In the entries below, count each line holding the word "ylabel". Answer with the total alone.

BEGIN Input

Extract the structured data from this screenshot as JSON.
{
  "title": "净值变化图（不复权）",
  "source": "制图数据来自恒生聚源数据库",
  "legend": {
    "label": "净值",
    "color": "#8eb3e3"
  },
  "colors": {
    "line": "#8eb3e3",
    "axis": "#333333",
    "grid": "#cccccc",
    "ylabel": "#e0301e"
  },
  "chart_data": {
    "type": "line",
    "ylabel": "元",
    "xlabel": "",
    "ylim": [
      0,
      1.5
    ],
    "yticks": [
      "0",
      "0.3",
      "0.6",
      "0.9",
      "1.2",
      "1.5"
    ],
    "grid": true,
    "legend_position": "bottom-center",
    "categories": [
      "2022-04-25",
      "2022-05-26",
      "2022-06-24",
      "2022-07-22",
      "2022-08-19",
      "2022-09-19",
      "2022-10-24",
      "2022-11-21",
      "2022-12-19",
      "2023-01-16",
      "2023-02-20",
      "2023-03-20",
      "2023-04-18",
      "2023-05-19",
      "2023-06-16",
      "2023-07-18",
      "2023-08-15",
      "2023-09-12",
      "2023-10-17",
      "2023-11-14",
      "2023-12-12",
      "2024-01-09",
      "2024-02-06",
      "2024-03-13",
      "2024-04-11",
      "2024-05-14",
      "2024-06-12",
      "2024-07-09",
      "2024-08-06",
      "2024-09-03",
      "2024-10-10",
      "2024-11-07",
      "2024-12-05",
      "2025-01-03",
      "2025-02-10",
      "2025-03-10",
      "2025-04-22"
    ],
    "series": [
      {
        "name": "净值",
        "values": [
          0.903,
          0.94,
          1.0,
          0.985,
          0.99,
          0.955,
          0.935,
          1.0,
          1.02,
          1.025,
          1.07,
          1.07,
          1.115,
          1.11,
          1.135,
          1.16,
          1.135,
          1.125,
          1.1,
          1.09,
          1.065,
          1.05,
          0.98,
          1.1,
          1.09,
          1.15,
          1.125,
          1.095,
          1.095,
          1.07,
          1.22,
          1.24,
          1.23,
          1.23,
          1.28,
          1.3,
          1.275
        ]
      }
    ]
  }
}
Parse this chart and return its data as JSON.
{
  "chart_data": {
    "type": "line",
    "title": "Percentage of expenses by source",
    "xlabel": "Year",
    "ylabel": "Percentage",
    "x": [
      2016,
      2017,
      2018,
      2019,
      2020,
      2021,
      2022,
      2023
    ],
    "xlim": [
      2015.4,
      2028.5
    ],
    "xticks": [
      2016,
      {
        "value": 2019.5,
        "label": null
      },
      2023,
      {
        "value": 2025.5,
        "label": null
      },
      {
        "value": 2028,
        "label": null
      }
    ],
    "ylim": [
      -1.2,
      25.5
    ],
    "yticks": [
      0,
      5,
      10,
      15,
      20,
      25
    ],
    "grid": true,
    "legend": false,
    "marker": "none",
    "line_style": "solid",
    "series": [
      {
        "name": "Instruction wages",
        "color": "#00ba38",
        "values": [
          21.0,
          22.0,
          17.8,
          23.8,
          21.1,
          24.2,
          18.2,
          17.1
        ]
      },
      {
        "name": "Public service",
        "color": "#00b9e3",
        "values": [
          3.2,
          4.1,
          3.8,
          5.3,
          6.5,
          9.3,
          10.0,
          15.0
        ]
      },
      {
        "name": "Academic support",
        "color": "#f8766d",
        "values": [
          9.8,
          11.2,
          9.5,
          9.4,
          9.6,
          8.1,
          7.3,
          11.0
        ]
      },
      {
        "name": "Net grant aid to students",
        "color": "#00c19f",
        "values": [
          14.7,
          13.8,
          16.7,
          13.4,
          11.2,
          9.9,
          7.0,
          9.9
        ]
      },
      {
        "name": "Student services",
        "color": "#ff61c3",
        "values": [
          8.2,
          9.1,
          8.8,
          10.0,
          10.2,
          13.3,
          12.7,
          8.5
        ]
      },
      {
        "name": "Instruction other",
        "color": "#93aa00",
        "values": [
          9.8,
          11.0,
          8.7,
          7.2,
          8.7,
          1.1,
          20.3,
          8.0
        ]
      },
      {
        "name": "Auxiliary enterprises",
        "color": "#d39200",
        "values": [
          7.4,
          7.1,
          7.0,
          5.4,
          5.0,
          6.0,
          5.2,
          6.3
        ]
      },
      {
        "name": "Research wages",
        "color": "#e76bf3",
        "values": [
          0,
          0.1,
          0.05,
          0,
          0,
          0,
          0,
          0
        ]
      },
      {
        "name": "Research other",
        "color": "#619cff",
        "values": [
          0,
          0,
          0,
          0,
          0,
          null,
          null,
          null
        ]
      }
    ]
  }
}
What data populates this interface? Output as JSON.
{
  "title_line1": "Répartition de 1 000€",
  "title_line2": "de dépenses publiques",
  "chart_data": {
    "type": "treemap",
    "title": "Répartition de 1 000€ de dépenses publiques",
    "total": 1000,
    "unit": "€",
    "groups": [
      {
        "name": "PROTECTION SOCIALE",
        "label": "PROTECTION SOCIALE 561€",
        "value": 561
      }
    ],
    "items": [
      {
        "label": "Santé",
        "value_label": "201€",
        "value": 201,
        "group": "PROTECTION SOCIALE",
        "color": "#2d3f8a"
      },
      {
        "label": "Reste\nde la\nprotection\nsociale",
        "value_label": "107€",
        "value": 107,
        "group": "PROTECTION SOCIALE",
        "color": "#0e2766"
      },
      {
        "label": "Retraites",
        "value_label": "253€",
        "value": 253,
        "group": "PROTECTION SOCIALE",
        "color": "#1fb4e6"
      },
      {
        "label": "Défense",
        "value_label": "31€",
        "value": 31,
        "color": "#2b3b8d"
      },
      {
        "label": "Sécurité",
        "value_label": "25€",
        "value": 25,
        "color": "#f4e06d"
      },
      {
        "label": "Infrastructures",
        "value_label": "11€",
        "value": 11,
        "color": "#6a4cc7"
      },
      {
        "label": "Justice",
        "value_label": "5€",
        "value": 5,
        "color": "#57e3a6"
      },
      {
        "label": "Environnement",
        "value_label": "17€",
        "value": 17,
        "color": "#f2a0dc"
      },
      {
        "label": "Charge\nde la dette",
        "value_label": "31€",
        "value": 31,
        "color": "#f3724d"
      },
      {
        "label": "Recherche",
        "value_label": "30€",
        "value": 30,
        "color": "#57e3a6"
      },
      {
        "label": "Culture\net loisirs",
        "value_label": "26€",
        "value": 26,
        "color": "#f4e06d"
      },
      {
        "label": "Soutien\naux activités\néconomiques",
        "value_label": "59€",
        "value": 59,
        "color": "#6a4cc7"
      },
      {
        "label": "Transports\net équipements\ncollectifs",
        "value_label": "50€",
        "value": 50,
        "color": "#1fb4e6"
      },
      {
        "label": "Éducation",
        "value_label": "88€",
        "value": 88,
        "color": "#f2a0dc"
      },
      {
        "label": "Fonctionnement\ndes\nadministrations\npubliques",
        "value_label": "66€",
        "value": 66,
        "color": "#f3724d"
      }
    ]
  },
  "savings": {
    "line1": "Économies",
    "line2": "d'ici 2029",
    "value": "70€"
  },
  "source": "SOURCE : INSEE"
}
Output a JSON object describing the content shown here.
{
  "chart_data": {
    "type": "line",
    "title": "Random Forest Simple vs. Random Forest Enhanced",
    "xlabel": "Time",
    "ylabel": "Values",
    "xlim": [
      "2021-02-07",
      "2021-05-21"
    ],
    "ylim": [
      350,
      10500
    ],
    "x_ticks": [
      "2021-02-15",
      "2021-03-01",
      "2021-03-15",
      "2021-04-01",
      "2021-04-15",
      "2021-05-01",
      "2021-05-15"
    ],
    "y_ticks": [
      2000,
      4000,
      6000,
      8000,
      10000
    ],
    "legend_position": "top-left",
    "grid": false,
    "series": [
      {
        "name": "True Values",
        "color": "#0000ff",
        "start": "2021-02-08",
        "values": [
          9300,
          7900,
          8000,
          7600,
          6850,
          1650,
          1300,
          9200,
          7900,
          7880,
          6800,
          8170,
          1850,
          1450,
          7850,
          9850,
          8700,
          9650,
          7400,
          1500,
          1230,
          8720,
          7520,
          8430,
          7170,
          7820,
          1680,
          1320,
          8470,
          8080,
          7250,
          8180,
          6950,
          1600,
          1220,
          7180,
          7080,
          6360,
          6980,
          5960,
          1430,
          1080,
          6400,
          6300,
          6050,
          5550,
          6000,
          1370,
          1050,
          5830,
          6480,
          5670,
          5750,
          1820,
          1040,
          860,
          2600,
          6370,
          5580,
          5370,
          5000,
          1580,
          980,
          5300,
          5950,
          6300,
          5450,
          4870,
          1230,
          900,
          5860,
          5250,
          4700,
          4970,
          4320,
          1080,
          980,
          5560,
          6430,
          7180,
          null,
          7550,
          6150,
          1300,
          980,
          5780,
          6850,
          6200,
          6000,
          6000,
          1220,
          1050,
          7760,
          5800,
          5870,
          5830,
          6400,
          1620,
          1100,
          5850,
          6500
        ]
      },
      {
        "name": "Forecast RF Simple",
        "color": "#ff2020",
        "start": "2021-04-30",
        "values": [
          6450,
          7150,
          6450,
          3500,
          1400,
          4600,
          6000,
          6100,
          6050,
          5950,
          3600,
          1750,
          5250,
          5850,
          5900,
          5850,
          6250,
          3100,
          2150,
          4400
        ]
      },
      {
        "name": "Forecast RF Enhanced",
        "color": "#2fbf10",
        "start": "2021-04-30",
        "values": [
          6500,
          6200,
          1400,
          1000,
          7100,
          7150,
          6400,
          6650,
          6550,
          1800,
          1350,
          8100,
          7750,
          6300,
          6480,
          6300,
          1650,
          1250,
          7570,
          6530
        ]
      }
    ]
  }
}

END Input

*Solution to this exercise*. 4